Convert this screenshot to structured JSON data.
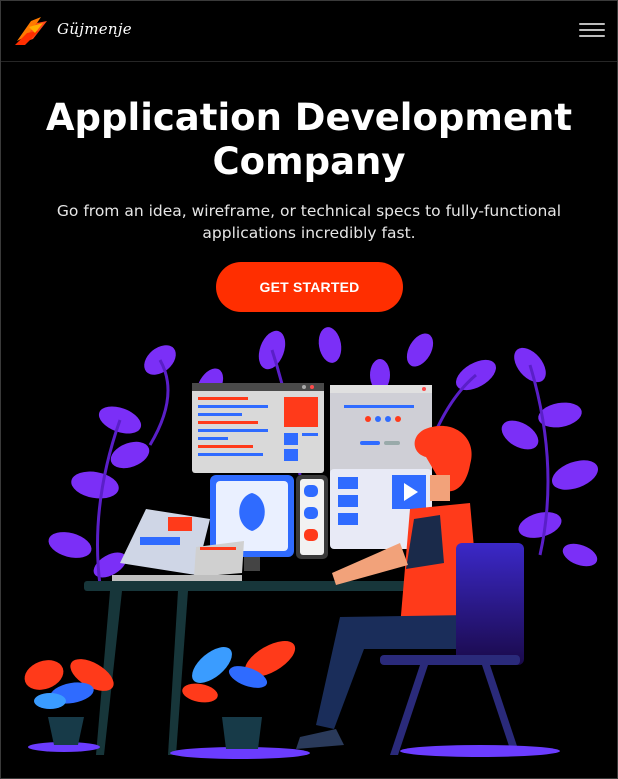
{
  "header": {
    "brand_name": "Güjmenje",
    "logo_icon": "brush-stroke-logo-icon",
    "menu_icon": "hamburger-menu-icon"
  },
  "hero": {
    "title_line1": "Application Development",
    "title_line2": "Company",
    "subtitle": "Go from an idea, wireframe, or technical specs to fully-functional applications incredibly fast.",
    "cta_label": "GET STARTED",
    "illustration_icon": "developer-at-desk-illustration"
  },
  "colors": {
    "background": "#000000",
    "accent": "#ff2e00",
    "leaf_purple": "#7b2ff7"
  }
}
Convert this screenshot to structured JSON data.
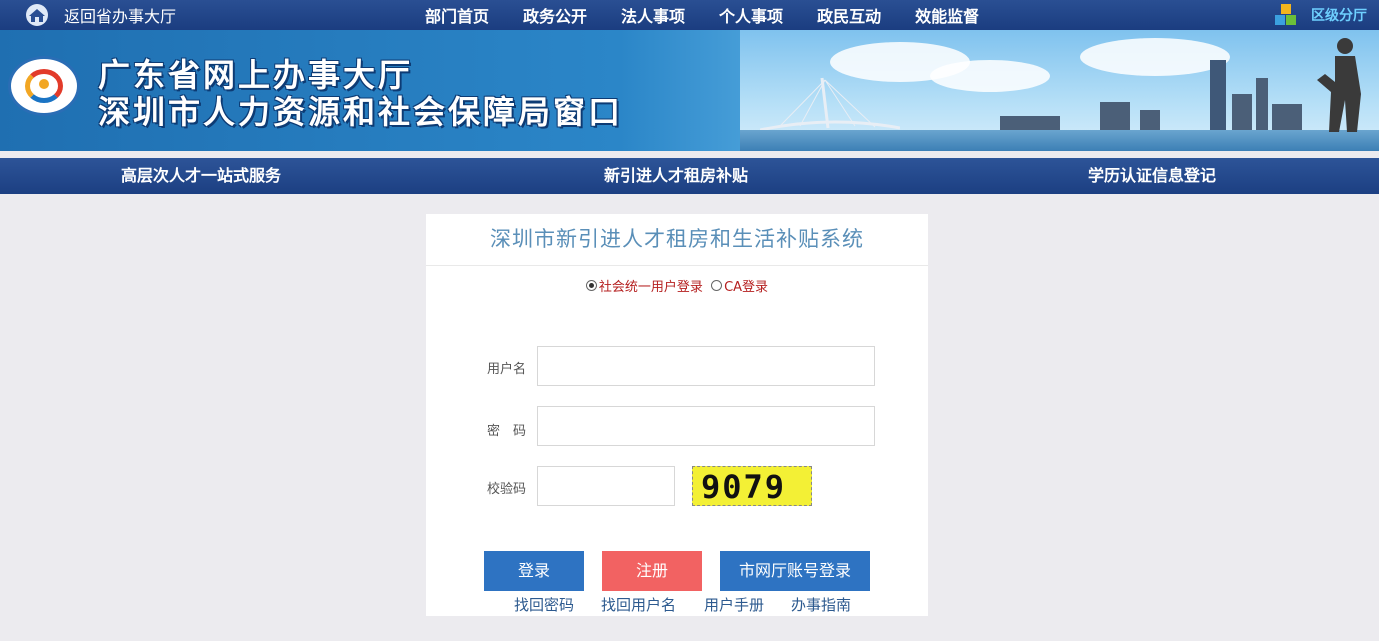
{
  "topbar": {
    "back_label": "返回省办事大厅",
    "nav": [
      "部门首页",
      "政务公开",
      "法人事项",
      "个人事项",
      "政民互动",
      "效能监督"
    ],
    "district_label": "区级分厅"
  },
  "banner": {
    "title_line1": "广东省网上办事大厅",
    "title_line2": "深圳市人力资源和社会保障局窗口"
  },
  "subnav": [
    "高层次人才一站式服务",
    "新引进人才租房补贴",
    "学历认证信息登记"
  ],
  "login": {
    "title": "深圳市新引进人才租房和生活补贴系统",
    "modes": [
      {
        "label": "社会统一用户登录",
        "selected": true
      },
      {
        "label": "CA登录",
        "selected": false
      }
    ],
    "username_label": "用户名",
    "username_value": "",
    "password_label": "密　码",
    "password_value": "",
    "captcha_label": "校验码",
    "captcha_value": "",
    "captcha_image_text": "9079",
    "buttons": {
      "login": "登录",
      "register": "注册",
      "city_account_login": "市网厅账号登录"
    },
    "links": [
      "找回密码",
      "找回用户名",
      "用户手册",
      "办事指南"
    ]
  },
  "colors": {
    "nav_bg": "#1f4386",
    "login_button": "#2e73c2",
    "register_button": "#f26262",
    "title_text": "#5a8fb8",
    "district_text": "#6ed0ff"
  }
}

──────

# What you should do
Go through the material above and print all of it exactly, except the pictures.

# Problem solution
Convert this screenshot to structured JSON data.
{
  "header": {
    "brand_name": "Güjmenje",
    "logo_icon": "brush-stroke-logo-icon",
    "menu_icon": "hamburger-menu-icon"
  },
  "hero": {
    "title_line1": "Application Development",
    "title_line2": "Company",
    "subtitle": "Go from an idea, wireframe, or technical specs to fully-functional applications incredibly fast.",
    "cta_label": "GET STARTED",
    "illustration_icon": "developer-at-desk-illustration"
  },
  "colors": {
    "background": "#000000",
    "accent": "#ff2e00",
    "leaf_purple": "#7b2ff7"
  }
}
Convert this screenshot to structured JSON data.
{
  "topbar": {
    "back_label": "返回省办事大厅",
    "nav": [
      "部门首页",
      "政务公开",
      "法人事项",
      "个人事项",
      "政民互动",
      "效能监督"
    ],
    "district_label": "区级分厅"
  },
  "banner": {
    "title_line1": "广东省网上办事大厅",
    "title_line2": "深圳市人力资源和社会保障局窗口"
  },
  "subnav": [
    "高层次人才一站式服务",
    "新引进人才租房补贴",
    "学历认证信息登记"
  ],
  "login": {
    "title": "深圳市新引进人才租房和生活补贴系统",
    "modes": [
      {
        "label": "社会统一用户登录",
        "selected": true
      },
      {
        "label": "CA登录",
        "selected": false
      }
    ],
    "username_label": "用户名",
    "username_value": "",
    "password_label": "密　码",
    "password_value": "",
    "captcha_label": "校验码",
    "captcha_value": "",
    "captcha_image_text": "9079",
    "buttons": {
      "login": "登录",
      "register": "注册",
      "city_account_login": "市网厅账号登录"
    },
    "links": [
      "找回密码",
      "找回用户名",
      "用户手册",
      "办事指南"
    ]
  },
  "colors": {
    "nav_bg": "#1f4386",
    "login_button": "#2e73c2",
    "register_button": "#f26262",
    "title_text": "#5a8fb8",
    "district_text": "#6ed0ff"
  }
}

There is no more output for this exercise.